Reproduce only the lines that begin at the line with "Extract all readable text from this page." and run to the end of the entries; omit every picture.

• [Given information]:
* * *

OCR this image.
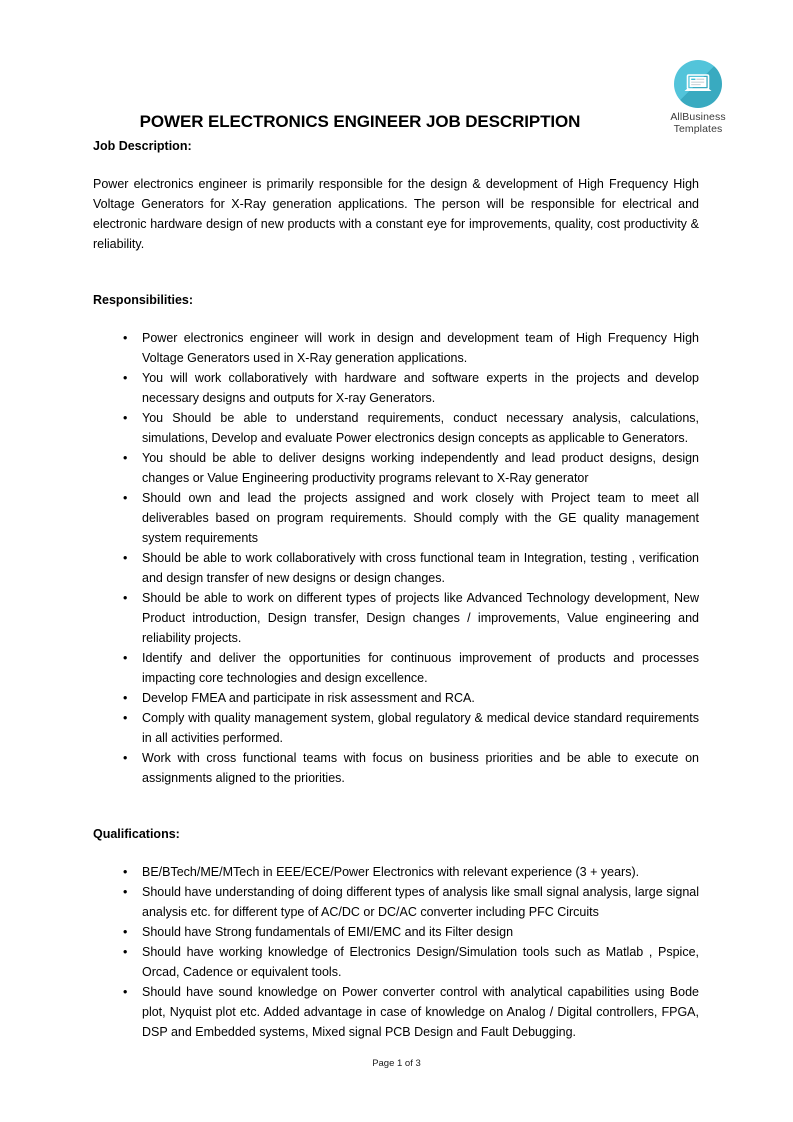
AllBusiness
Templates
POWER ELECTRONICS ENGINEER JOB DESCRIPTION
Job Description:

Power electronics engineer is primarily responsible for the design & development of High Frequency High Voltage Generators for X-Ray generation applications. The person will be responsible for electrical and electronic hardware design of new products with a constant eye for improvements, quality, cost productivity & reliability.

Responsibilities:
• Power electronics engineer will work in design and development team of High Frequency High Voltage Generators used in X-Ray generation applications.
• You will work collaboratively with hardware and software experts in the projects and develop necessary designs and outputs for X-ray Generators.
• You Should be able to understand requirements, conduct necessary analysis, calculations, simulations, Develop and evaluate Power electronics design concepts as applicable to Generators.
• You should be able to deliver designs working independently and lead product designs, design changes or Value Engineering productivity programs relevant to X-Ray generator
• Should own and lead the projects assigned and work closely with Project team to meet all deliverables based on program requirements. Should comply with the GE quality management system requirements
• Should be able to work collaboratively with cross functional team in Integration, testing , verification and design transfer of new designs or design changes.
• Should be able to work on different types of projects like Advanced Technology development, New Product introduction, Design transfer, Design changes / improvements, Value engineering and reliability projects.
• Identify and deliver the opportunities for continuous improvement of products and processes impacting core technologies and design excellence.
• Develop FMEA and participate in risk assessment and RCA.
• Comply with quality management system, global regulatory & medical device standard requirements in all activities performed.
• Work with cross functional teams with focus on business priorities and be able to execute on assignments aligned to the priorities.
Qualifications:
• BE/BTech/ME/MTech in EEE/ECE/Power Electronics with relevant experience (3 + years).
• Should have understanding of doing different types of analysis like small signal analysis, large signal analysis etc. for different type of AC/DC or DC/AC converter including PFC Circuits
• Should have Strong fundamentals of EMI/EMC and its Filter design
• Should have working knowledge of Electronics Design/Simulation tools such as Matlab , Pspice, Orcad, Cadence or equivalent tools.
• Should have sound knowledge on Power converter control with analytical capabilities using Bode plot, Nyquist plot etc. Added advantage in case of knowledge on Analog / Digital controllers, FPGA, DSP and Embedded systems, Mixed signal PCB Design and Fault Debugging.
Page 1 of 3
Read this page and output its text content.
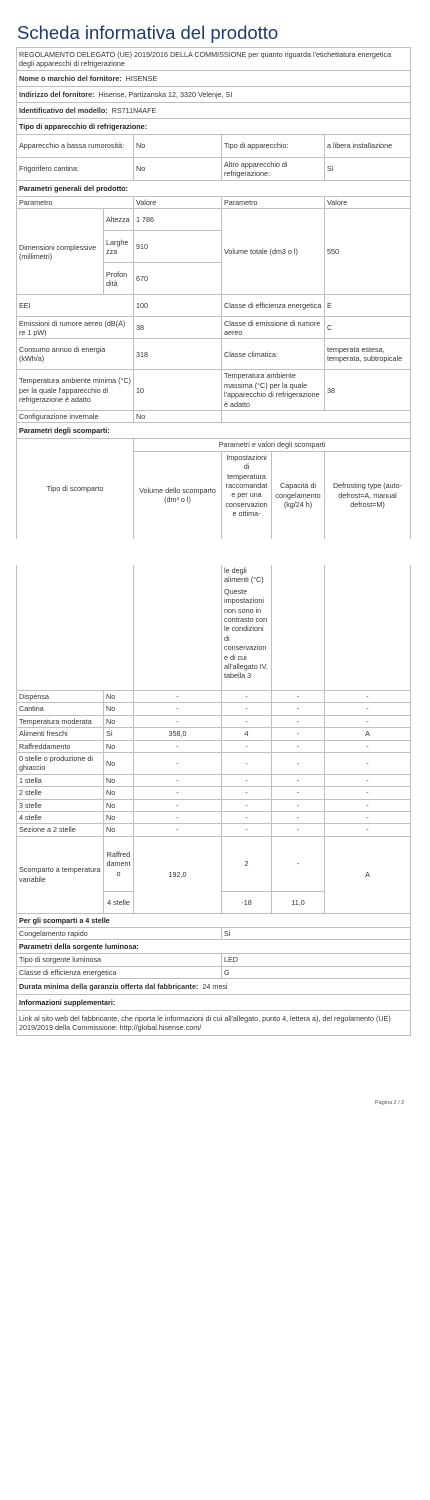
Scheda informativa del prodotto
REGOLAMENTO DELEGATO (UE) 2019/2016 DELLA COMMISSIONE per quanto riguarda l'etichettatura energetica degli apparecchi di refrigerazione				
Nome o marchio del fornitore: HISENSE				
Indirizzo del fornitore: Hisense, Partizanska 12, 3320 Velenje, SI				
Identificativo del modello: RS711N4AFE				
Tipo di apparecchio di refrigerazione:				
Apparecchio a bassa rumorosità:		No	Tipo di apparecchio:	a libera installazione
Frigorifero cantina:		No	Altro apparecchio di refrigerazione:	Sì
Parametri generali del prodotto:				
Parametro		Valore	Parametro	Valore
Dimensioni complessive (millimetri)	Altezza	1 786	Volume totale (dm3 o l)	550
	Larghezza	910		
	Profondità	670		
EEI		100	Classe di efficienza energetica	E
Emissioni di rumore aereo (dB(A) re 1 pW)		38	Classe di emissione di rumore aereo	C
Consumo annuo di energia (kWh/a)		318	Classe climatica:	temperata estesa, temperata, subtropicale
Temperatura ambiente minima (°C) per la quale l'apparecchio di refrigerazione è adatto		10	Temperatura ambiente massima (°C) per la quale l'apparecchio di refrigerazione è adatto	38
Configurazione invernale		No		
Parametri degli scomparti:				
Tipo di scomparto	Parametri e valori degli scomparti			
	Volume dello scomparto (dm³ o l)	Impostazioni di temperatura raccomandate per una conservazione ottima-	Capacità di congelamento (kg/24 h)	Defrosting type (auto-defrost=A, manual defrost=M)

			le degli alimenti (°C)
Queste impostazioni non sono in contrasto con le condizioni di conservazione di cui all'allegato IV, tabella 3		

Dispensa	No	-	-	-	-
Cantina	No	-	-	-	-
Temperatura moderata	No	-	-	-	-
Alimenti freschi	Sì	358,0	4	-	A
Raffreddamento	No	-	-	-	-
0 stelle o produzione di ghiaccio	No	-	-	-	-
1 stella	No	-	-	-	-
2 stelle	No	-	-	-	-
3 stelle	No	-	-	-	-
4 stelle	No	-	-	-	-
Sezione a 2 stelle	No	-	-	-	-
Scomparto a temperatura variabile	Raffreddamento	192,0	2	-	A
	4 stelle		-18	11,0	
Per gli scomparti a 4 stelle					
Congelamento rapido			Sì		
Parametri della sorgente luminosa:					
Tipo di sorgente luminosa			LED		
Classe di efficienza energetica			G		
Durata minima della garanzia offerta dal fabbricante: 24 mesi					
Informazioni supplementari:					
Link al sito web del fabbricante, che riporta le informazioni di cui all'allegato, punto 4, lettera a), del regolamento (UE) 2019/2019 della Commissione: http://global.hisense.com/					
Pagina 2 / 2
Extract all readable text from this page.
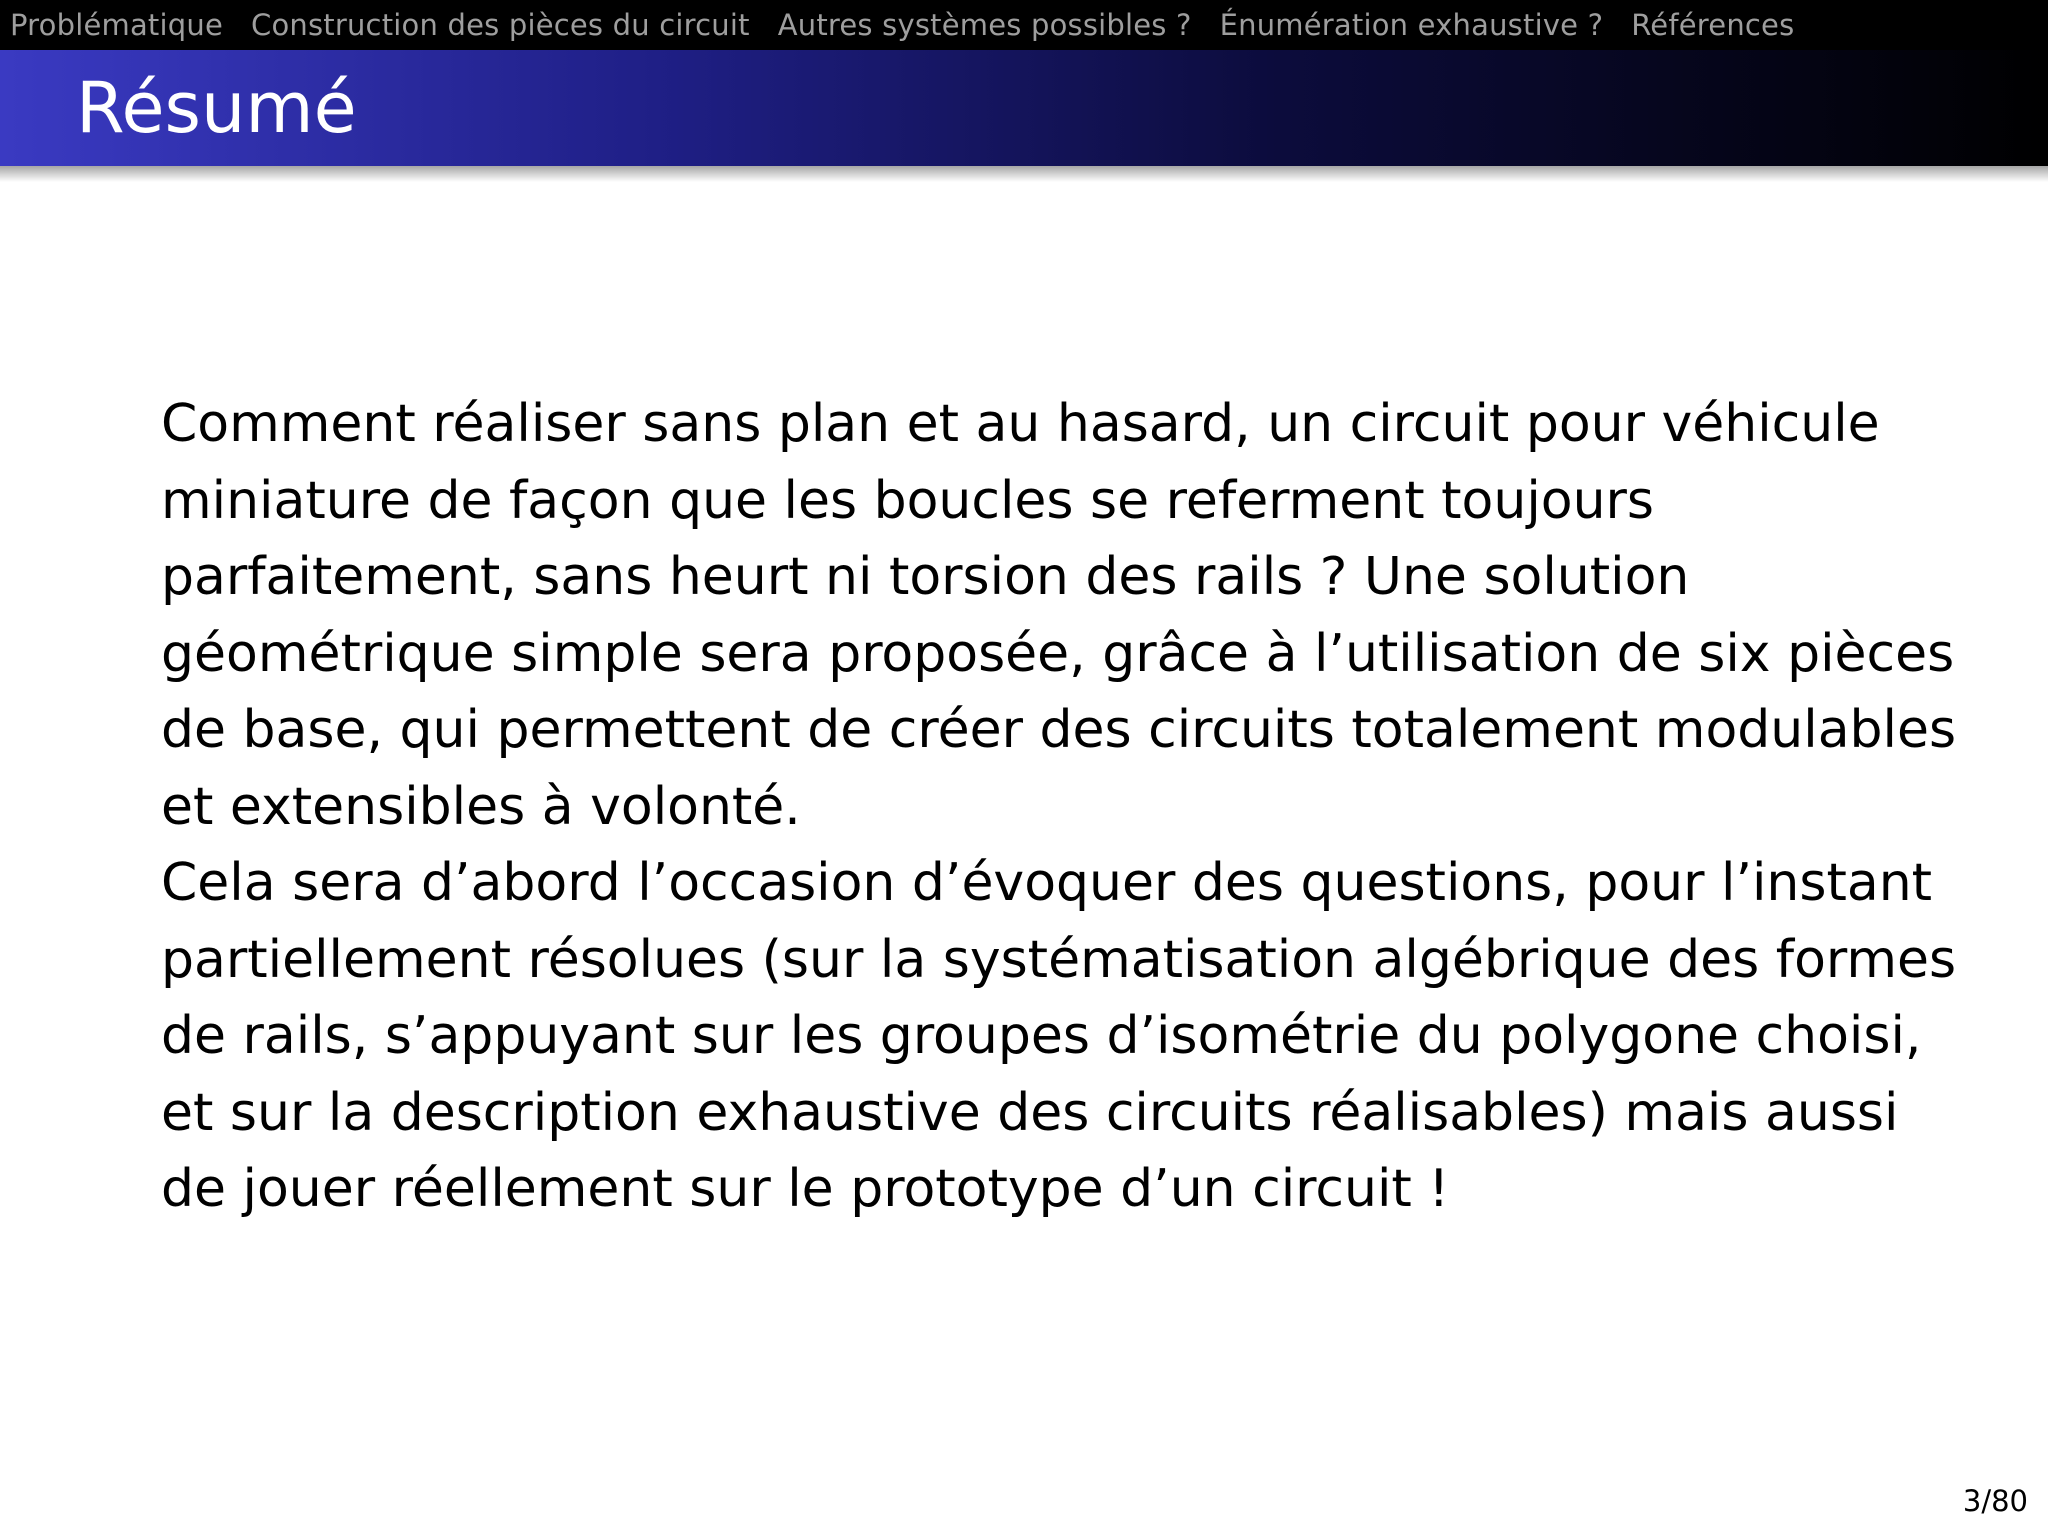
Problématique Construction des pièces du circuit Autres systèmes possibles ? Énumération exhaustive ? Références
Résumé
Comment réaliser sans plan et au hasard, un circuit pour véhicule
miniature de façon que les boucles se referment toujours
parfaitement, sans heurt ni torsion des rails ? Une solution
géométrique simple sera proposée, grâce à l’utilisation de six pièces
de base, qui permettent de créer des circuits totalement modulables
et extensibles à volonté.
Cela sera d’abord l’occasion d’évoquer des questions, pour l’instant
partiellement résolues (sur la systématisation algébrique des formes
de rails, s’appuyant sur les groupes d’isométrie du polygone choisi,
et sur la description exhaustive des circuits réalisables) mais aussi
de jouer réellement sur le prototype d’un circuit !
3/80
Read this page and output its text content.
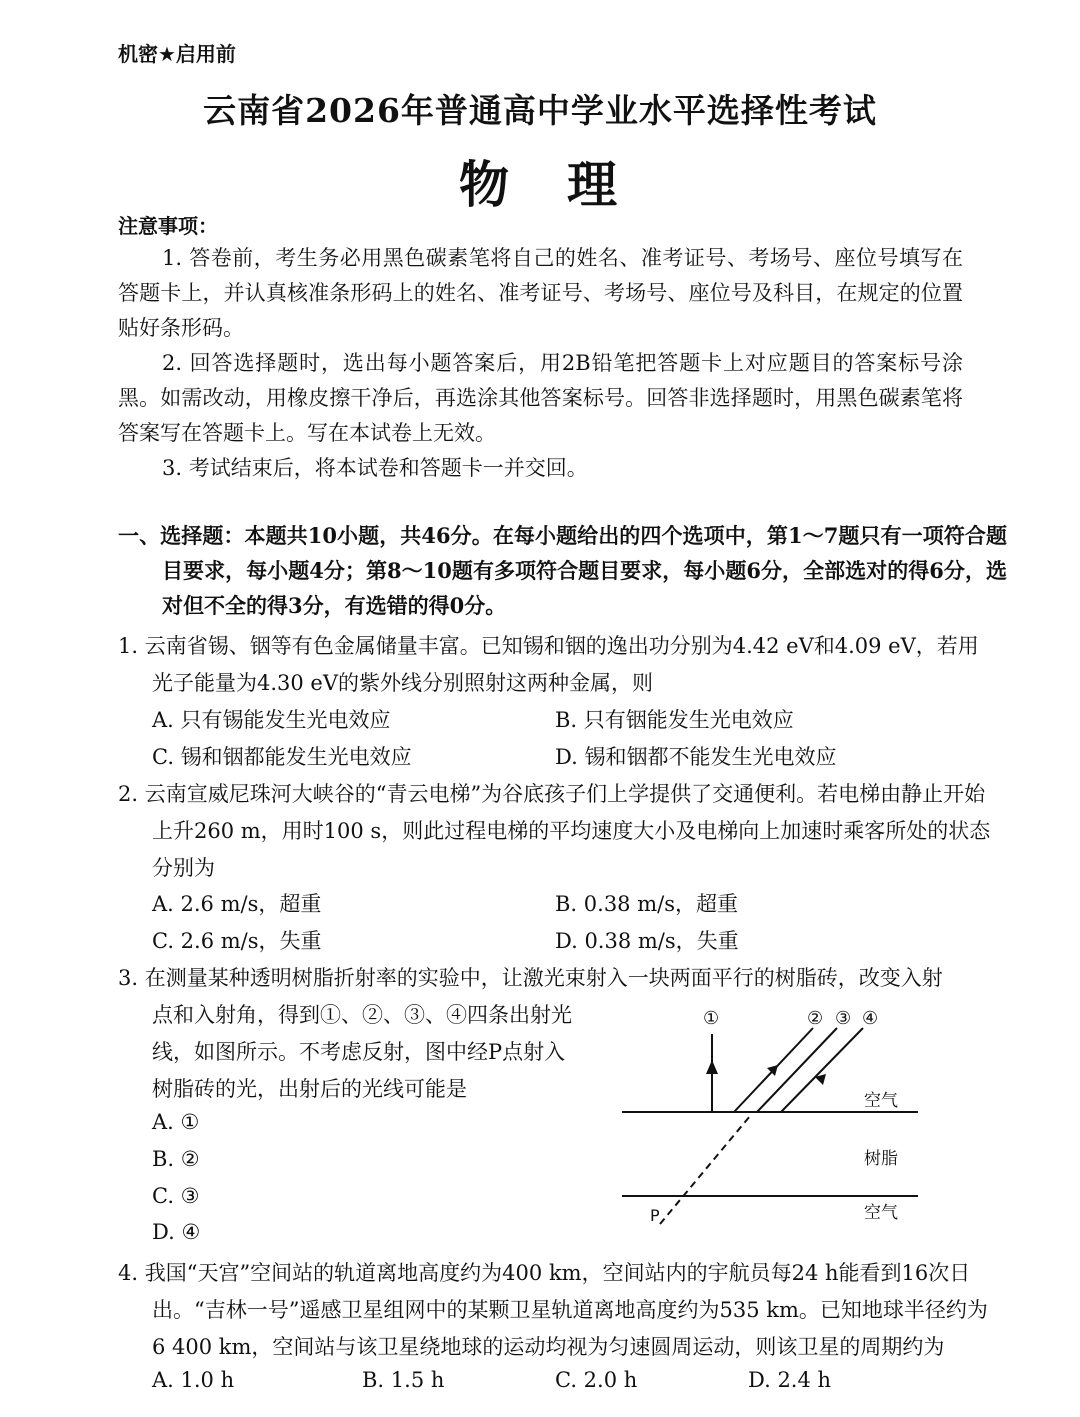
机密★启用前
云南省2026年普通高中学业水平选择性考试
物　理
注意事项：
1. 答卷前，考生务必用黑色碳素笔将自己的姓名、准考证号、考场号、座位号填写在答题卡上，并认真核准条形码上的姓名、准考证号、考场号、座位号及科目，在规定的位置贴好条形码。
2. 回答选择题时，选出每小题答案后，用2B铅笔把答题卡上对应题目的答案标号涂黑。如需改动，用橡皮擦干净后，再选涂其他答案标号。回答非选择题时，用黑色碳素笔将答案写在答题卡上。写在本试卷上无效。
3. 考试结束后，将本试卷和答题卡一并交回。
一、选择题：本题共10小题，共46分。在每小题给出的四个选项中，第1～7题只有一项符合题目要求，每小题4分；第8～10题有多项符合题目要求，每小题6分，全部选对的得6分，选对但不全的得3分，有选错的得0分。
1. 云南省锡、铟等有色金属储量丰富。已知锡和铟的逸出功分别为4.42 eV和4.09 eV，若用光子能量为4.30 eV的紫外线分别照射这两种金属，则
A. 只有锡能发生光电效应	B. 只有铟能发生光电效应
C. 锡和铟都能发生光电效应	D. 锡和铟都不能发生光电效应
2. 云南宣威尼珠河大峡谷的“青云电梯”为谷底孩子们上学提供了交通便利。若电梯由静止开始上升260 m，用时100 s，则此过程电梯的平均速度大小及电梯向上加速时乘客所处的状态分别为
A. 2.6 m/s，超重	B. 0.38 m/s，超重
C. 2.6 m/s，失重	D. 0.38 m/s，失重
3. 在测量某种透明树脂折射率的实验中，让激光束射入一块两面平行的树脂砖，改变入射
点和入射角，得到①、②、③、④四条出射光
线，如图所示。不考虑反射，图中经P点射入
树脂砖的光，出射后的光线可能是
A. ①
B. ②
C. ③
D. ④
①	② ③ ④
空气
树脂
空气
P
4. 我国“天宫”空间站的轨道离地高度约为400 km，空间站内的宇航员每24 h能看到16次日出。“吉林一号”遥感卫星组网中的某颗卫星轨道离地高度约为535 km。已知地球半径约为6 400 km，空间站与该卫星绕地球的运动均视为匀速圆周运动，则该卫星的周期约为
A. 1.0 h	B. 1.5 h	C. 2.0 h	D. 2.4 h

* * *

• [Finished answer]:
Extract all readable text from this page.
Problématique Construction des pièces du circuit Autres systèmes possibles ? Énumération exhaustive ? Références
Résumé
Comment réaliser sans plan et au hasard, un circuit pour véhicule
miniature de façon que les boucles se referment toujours
parfaitement, sans heurt ni torsion des rails ? Une solution
géométrique simple sera proposée, grâce à l’utilisation de six pièces
de base, qui permettent de créer des circuits totalement modulables
et extensibles à volonté.
Cela sera d’abord l’occasion d’évoquer des questions, pour l’instant
partiellement résolues (sur la systématisation algébrique des formes
de rails, s’appuyant sur les groupes d’isométrie du polygone choisi,
et sur la description exhaustive des circuits réalisables) mais aussi
de jouer réellement sur le prototype d’un circuit !
3/80
Read this page and output its text content.
机密★启用前
云南省2026年普通高中学业水平选择性考试
物　理
注意事项：
1. 答卷前，考生务必用黑色碳素笔将自己的姓名、准考证号、考场号、座位号填写在答题卡上，并认真核准条形码上的姓名、准考证号、考场号、座位号及科目，在规定的位置贴好条形码。
2. 回答选择题时，选出每小题答案后，用2B铅笔把答题卡上对应题目的答案标号涂黑。如需改动，用橡皮擦干净后，再选涂其他答案标号。回答非选择题时，用黑色碳素笔将答案写在答题卡上。写在本试卷上无效。
3. 考试结束后，将本试卷和答题卡一并交回。
一、选择题：本题共10小题，共46分。在每小题给出的四个选项中，第1～7题只有一项符合题目要求，每小题4分；第8～10题有多项符合题目要求，每小题6分，全部选对的得6分，选对但不全的得3分，有选错的得0分。
1. 云南省锡、铟等有色金属储量丰富。已知锡和铟的逸出功分别为4.42 eV和4.09 eV，若用光子能量为4.30 eV的紫外线分别照射这两种金属，则
A. 只有锡能发生光电效应	B. 只有铟能发生光电效应
C. 锡和铟都能发生光电效应	D. 锡和铟都不能发生光电效应
2. 云南宣威尼珠河大峡谷的“青云电梯”为谷底孩子们上学提供了交通便利。若电梯由静止开始上升260 m，用时100 s，则此过程电梯的平均速度大小及电梯向上加速时乘客所处的状态分别为
A. 2.6 m/s，超重	B. 0.38 m/s，超重
C. 2.6 m/s，失重	D. 0.38 m/s，失重
3. 在测量某种透明树脂折射率的实验中，让激光束射入一块两面平行的树脂砖，改变入射
点和入射角，得到①、②、③、④四条出射光
线，如图所示。不考虑反射，图中经P点射入
树脂砖的光，出射后的光线可能是
A. ①
B. ②
C. ③
D. ④
①	② ③ ④
空气
树脂
空气
P
4. 我国“天宫”空间站的轨道离地高度约为400 km，空间站内的宇航员每24 h能看到16次日出。“吉林一号”遥感卫星组网中的某颗卫星轨道离地高度约为535 km。已知地球半径约为6 400 km，空间站与该卫星绕地球的运动均视为匀速圆周运动，则该卫星的周期约为
A. 1.0 h	B. 1.5 h	C. 2.0 h	D. 2.4 h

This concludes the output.